## EXERCISE AIM
Pull every line with the word "Your" out of the entries below.

******************************

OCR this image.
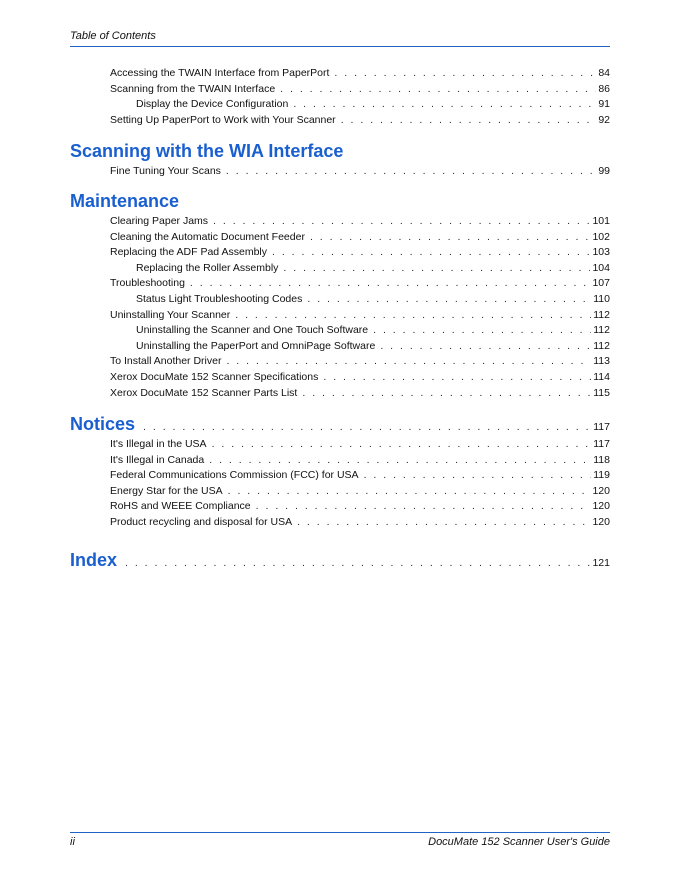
Table of Contents
Accessing the TWAIN Interface from PaperPort . . .	84
Scanning from the TWAIN Interface . . .	86
Display the Device Configuration . . .	91
Setting Up PaperPort to Work with Your Scanner . . .	92
Scanning with the WIA Interface
Fine Tuning Your Scans . . .	99
Maintenance
Clearing Paper Jams . . .	101
Cleaning the Automatic Document Feeder . . .	102
Replacing the ADF Pad Assembly . . .	103
Replacing the Roller Assembly . . .	104
Troubleshooting . . .	107
Status Light Troubleshooting Codes . . .	110
Uninstalling Your Scanner . . .	112
Uninstalling the Scanner and One Touch Software . . .	112
Uninstalling the PaperPort and OmniPage Software . . .	112
To Install Another Driver . . .	113
Xerox DocuMate 152 Scanner Specifications . . .	114
Xerox DocuMate 152 Scanner Parts List . . .	115
Notices . . .	117
It's Illegal in the USA . . .	117
It's Illegal in Canada . . .	118
Federal Communications Commission (FCC) for USA . . .	119
Energy Star for the USA . . .	120
RoHS and WEEE Compliance . . .	120
Product recycling and disposal for USA . . .	120
Index . . .	121
ii	DocuMate 152 Scanner User's Guide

******************************

## COMPLETED TASK
Setting Up PaperPort to Work with Your Scanner . . .	92
Fine Tuning Your Scans . . .	99
Uninstalling Your Scanner . . .	112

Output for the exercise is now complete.